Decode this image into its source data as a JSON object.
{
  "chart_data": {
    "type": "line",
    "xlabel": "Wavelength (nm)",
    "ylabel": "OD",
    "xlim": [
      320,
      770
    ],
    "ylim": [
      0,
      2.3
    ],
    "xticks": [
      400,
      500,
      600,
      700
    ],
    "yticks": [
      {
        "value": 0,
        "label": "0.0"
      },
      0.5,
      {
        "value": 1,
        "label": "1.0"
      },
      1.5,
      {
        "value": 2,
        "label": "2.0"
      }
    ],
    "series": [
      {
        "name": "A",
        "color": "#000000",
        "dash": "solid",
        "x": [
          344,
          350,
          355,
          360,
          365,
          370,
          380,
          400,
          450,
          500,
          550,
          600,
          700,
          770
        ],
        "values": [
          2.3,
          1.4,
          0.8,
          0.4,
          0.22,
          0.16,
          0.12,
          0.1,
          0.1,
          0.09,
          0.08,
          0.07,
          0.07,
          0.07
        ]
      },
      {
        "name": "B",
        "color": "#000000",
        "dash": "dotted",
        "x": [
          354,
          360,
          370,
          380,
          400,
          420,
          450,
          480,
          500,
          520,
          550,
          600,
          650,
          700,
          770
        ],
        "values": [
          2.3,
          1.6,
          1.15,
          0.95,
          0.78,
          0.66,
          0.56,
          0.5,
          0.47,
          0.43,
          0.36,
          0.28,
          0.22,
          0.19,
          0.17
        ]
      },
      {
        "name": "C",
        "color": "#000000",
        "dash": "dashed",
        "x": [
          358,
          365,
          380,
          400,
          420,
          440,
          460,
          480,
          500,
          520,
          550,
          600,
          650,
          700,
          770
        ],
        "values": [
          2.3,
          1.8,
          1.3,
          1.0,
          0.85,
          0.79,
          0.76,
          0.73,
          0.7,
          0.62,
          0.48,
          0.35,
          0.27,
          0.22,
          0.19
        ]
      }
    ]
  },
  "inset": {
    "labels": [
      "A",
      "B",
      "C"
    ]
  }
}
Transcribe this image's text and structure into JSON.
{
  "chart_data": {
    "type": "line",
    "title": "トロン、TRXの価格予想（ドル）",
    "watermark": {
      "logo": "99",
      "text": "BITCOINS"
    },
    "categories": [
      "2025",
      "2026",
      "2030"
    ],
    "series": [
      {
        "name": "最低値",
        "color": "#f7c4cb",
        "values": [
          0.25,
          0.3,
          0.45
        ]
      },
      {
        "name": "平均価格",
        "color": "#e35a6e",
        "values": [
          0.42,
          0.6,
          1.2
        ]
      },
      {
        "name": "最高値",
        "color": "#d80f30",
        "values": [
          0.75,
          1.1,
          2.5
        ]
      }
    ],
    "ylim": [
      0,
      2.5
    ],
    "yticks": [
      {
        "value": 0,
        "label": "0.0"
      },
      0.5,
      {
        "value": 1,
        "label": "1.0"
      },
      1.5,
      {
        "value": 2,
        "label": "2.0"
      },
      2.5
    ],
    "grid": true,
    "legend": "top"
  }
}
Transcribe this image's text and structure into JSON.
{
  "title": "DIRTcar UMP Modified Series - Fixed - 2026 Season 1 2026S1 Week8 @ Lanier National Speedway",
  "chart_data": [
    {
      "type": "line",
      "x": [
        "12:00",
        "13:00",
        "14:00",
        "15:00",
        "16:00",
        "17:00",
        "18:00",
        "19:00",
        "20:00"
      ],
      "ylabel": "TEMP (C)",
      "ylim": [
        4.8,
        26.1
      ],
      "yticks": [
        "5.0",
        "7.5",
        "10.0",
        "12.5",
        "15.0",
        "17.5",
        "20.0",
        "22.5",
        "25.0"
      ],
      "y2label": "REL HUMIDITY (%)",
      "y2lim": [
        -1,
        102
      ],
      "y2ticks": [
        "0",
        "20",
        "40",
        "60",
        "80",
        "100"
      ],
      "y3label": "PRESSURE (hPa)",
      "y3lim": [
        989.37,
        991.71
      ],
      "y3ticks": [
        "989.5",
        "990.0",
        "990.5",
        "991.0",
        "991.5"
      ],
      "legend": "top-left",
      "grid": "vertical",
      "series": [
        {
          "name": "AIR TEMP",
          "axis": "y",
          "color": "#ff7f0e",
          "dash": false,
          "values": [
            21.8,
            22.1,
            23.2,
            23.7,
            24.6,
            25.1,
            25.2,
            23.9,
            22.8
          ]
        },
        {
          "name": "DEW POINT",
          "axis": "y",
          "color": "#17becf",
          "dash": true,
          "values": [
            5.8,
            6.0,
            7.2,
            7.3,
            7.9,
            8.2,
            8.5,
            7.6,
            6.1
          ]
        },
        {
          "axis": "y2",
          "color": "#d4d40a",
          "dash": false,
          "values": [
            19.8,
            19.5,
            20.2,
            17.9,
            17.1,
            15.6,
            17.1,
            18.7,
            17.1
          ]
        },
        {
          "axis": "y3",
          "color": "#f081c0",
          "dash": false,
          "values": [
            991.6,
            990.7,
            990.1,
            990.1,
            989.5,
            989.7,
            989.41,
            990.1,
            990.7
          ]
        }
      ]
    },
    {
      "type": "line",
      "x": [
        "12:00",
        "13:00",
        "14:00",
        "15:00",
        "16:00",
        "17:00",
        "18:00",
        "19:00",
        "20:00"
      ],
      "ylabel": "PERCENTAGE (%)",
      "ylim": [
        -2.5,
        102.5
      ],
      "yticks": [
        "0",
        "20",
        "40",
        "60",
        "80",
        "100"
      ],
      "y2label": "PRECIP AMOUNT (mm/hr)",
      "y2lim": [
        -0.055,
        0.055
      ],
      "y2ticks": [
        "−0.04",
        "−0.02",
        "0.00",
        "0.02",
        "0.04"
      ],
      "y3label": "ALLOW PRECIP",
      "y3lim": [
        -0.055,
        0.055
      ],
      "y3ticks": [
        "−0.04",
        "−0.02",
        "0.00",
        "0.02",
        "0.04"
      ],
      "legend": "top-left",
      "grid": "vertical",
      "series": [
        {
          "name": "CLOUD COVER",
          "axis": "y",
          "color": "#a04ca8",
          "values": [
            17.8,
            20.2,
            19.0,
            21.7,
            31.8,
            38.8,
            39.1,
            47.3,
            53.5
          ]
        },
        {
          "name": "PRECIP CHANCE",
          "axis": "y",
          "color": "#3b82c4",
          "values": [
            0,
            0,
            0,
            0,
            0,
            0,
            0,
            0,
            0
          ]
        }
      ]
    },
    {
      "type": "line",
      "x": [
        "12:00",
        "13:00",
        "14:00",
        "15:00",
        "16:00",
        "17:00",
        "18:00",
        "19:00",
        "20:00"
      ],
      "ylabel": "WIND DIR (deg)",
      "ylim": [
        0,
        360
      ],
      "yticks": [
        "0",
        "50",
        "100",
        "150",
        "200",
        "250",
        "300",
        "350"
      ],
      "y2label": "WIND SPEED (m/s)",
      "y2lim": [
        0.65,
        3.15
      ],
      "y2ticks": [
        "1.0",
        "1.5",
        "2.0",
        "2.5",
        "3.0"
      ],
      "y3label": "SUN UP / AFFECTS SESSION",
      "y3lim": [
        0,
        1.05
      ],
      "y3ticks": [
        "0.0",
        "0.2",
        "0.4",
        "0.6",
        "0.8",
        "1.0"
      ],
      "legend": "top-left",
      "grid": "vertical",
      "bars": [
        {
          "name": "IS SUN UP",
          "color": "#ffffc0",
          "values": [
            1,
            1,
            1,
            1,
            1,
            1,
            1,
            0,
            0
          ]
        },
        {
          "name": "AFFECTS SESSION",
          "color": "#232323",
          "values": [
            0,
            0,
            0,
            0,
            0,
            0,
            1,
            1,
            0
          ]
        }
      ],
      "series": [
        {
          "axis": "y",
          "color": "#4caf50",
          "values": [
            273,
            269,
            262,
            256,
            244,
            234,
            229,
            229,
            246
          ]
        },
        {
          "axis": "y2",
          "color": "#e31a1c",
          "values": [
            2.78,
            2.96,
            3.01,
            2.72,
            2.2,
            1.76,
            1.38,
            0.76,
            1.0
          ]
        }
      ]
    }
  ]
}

-*-

▶ **GIVEN REQUEST**
How many lines of the data hold the string "name"? Reply with the number alone.

▶ **EXERCISE OUTPUT**
12